**Requirements**
Find each line holding the word "molecules" and give the total alone.

**Listed entries**
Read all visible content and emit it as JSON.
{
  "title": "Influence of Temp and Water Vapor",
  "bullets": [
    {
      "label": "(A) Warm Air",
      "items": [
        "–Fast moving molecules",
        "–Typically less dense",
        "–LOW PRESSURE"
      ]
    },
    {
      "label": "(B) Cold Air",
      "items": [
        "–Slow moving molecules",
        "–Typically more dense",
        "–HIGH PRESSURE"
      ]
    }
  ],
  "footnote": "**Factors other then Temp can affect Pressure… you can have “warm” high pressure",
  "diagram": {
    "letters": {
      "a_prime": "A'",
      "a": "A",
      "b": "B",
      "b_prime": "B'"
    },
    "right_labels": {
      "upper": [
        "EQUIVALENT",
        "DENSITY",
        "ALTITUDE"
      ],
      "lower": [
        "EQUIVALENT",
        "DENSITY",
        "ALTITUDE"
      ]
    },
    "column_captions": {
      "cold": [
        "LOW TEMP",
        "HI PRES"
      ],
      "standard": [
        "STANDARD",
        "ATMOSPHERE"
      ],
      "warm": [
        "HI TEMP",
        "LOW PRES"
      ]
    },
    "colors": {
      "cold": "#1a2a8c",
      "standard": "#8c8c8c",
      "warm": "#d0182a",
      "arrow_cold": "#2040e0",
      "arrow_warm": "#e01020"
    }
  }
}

...

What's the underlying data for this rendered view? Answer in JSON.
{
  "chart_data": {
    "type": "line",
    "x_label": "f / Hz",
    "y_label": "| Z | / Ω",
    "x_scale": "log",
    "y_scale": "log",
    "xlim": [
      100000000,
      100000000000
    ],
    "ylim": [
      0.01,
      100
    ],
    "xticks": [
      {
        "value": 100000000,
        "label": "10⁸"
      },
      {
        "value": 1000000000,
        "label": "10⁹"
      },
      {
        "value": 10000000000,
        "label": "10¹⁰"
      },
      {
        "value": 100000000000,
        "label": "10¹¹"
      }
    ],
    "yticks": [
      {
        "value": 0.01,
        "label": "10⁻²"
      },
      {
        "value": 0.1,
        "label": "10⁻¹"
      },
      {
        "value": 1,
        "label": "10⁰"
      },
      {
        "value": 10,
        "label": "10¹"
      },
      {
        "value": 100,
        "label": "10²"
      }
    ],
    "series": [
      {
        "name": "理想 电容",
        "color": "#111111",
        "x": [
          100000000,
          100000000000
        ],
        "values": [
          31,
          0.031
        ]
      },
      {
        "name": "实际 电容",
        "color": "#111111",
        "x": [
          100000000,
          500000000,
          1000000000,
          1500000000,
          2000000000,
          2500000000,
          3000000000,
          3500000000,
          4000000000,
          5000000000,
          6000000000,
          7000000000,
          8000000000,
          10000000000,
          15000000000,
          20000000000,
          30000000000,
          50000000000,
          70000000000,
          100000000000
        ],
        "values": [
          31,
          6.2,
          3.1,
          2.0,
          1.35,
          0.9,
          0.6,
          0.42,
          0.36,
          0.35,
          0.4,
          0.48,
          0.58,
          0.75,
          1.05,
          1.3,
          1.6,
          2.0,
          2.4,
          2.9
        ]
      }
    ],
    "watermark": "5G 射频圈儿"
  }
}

**Response**
2